* [What you need to do]:
Copy out the entries below word for word, starting at the line that contains "325, 303, 339]" and ending after the line that contains "Decompose this screenshot".

* [Stored items from a collection]:
..............................
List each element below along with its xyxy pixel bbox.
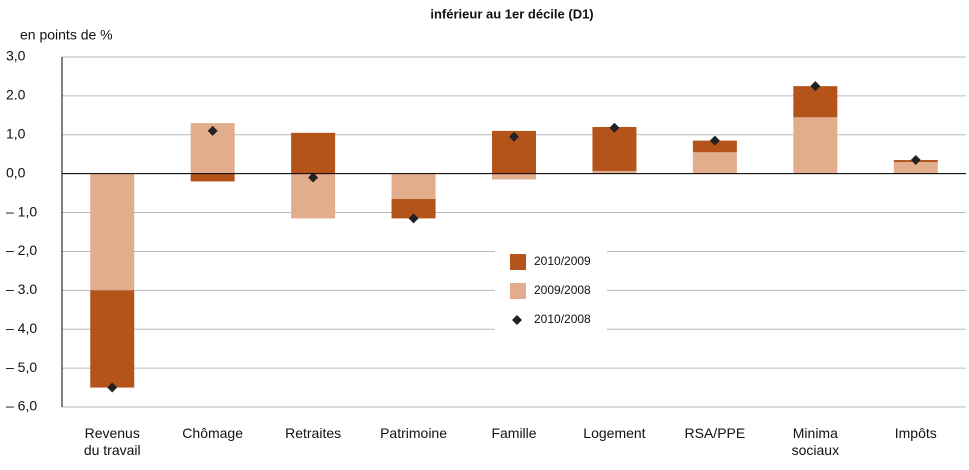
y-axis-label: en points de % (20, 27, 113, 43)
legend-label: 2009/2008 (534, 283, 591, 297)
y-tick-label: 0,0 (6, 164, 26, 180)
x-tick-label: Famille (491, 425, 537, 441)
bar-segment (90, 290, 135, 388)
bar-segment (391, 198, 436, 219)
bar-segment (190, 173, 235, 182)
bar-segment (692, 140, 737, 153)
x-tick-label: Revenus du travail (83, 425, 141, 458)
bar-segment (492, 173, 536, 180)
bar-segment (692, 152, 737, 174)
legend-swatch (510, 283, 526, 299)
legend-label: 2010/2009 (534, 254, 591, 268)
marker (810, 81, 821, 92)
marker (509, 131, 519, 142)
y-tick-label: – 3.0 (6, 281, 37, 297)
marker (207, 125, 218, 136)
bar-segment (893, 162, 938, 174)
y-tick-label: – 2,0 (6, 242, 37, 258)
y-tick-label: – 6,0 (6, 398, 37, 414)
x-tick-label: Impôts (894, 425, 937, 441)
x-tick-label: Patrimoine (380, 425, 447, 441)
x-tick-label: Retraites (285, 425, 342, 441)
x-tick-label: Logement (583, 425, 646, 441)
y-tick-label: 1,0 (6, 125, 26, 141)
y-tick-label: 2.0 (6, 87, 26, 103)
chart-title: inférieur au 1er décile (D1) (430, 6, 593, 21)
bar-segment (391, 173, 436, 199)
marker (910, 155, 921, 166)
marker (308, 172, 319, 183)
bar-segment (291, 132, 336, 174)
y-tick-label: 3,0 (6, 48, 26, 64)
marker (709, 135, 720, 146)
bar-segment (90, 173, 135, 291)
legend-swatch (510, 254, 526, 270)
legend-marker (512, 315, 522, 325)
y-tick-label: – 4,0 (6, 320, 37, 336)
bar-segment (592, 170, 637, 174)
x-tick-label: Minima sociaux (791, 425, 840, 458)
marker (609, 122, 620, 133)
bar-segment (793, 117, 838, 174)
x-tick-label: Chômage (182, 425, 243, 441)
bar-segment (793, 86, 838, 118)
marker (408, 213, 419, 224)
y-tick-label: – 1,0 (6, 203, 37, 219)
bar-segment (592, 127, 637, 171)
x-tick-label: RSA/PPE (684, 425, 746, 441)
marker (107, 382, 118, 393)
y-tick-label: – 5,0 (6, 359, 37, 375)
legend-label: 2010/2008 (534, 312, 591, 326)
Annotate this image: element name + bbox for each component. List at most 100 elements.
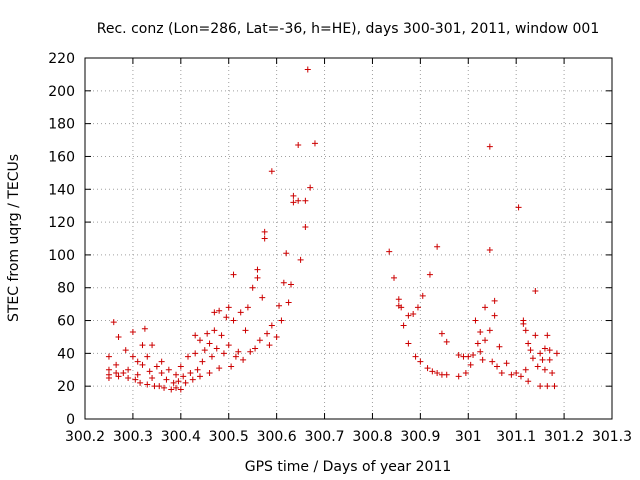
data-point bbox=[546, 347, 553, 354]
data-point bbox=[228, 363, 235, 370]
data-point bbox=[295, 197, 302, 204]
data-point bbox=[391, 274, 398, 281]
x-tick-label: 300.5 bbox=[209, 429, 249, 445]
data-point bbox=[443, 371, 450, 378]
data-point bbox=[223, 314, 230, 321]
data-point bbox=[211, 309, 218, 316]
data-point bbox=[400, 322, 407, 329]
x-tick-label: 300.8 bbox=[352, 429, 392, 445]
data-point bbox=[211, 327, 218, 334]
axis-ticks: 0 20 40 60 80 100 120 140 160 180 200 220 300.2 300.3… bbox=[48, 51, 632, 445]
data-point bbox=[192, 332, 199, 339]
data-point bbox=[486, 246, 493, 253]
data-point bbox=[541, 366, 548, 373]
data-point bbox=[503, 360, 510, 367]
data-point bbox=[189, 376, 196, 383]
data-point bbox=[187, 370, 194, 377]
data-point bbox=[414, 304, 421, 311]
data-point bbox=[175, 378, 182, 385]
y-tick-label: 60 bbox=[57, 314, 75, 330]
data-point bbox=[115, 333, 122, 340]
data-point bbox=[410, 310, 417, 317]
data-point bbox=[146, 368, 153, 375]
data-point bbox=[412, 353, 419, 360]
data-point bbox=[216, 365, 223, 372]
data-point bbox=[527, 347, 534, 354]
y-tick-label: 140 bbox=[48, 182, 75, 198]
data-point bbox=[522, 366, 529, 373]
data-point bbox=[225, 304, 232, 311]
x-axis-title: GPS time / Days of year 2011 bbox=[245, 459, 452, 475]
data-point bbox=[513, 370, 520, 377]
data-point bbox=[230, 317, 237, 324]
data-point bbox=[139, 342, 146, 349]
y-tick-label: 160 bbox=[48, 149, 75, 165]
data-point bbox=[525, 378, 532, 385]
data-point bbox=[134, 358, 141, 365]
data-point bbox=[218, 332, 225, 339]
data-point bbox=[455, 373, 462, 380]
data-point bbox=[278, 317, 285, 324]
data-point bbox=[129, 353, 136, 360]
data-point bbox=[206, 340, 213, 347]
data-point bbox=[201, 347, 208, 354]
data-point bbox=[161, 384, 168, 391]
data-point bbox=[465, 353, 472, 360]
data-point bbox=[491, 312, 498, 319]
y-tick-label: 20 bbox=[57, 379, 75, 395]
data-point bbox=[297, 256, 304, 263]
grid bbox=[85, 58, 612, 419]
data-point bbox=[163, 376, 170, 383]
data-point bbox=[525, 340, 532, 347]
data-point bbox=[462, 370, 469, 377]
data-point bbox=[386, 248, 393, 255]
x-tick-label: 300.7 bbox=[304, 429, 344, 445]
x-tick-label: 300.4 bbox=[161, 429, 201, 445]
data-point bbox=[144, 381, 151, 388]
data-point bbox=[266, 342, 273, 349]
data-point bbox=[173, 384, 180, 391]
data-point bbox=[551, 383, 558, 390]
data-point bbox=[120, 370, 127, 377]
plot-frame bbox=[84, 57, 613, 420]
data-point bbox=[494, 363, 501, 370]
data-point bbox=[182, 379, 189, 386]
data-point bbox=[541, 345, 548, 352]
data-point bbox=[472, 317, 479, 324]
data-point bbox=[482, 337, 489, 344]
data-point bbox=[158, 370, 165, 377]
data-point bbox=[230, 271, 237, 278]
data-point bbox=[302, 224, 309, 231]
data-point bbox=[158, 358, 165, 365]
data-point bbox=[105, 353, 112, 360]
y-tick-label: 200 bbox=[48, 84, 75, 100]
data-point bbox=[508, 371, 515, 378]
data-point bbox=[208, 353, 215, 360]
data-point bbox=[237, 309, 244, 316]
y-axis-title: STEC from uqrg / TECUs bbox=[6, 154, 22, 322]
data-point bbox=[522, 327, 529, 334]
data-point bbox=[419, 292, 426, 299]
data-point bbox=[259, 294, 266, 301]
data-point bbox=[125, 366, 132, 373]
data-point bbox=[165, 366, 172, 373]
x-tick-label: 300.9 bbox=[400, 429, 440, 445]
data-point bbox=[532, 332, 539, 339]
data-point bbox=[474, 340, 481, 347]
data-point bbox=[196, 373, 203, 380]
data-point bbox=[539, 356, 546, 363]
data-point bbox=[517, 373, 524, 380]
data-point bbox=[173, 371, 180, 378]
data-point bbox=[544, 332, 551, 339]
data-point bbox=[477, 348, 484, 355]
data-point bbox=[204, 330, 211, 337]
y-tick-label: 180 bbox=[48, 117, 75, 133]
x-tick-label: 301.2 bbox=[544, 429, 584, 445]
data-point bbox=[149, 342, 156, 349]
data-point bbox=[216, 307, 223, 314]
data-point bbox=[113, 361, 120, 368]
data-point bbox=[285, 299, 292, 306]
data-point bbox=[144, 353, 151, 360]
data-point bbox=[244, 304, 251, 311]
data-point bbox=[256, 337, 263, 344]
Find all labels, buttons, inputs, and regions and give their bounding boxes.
..............................
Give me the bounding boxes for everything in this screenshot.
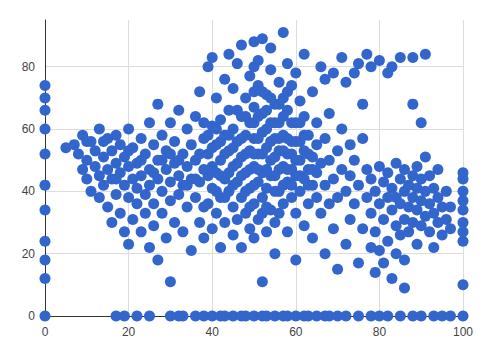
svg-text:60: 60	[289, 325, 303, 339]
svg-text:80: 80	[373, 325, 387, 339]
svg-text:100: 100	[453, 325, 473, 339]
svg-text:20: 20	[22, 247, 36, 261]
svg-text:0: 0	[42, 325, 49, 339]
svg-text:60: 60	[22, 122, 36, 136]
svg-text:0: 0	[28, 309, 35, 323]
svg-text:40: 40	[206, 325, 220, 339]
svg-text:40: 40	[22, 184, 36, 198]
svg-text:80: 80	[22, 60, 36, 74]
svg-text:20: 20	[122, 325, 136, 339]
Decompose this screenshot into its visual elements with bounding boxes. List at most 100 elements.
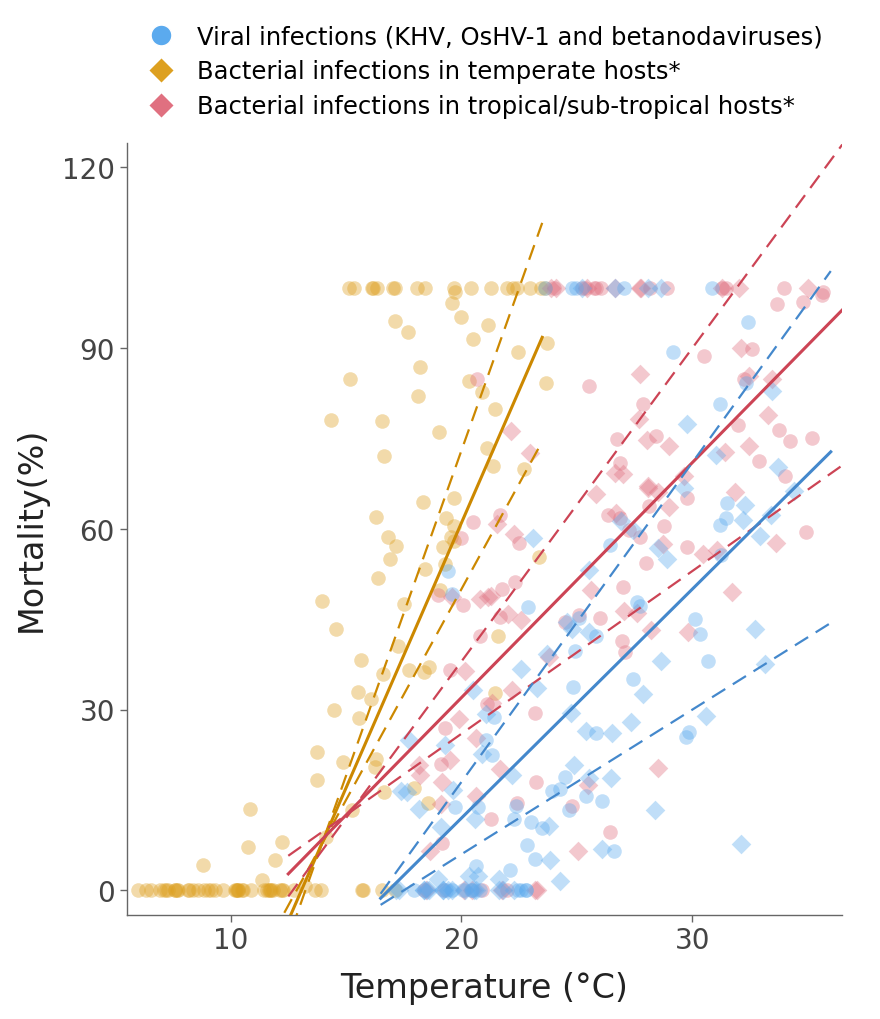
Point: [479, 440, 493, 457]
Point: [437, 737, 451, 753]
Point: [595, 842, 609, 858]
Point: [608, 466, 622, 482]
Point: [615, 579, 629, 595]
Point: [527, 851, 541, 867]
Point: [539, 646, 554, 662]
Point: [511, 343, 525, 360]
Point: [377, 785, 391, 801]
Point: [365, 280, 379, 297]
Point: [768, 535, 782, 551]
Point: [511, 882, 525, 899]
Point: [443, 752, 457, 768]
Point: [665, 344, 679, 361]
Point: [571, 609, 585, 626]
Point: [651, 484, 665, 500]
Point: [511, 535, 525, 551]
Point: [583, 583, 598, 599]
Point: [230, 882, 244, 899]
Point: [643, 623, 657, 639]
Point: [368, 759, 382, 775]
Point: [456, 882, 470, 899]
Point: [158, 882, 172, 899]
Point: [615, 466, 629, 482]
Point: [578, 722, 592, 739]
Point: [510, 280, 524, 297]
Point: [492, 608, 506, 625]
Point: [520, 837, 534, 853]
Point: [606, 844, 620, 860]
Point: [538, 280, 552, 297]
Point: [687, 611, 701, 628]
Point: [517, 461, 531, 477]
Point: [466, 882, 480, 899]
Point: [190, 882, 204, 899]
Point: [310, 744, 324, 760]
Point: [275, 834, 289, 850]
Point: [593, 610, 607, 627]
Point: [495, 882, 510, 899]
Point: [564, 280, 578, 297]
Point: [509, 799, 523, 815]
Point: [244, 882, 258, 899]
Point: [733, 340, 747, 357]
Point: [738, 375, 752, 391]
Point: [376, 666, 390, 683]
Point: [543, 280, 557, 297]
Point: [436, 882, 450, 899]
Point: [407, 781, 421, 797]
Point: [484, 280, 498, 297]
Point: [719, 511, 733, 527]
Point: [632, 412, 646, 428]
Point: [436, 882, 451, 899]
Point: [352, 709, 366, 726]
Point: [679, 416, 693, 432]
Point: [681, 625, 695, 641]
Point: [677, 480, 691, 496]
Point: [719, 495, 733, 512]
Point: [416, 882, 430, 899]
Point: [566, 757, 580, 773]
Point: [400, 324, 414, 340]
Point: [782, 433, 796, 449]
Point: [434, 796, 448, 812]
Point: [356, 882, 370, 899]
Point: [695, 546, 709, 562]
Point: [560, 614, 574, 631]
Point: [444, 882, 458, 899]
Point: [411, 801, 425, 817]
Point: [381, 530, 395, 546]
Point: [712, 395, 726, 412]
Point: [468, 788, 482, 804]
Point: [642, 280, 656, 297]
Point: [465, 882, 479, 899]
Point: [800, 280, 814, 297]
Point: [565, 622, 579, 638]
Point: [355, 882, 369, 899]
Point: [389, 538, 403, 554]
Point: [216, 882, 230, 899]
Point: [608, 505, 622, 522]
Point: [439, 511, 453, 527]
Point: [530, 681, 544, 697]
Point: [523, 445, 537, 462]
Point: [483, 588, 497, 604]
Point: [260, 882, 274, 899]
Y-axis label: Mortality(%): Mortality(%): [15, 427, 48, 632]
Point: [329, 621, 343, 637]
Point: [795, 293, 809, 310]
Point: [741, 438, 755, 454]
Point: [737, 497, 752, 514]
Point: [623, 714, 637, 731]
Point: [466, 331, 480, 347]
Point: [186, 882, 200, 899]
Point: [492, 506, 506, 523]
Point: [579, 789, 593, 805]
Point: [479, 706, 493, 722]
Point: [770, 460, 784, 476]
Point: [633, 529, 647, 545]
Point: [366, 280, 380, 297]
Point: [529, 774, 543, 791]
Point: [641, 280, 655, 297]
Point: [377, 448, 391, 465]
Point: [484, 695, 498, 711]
..............................
* [Task result]:
svg-text:60: 60	[289, 325, 303, 339]
svg-text:80: 80	[373, 325, 387, 339]
svg-text:100: 100	[453, 325, 473, 339]
svg-text:20: 20	[22, 247, 36, 261]
svg-text:0: 0	[42, 325, 49, 339]
svg-text:60: 60	[22, 122, 36, 136]
svg-text:0: 0	[28, 309, 35, 323]
svg-text:40: 40	[206, 325, 220, 339]
svg-text:40: 40	[22, 184, 36, 198]
svg-text:80: 80	[22, 60, 36, 74]
svg-text:20: 20	[122, 325, 136, 339]
Decompose this screenshot into its visual elements with bounding boxes. List at most 100 elements.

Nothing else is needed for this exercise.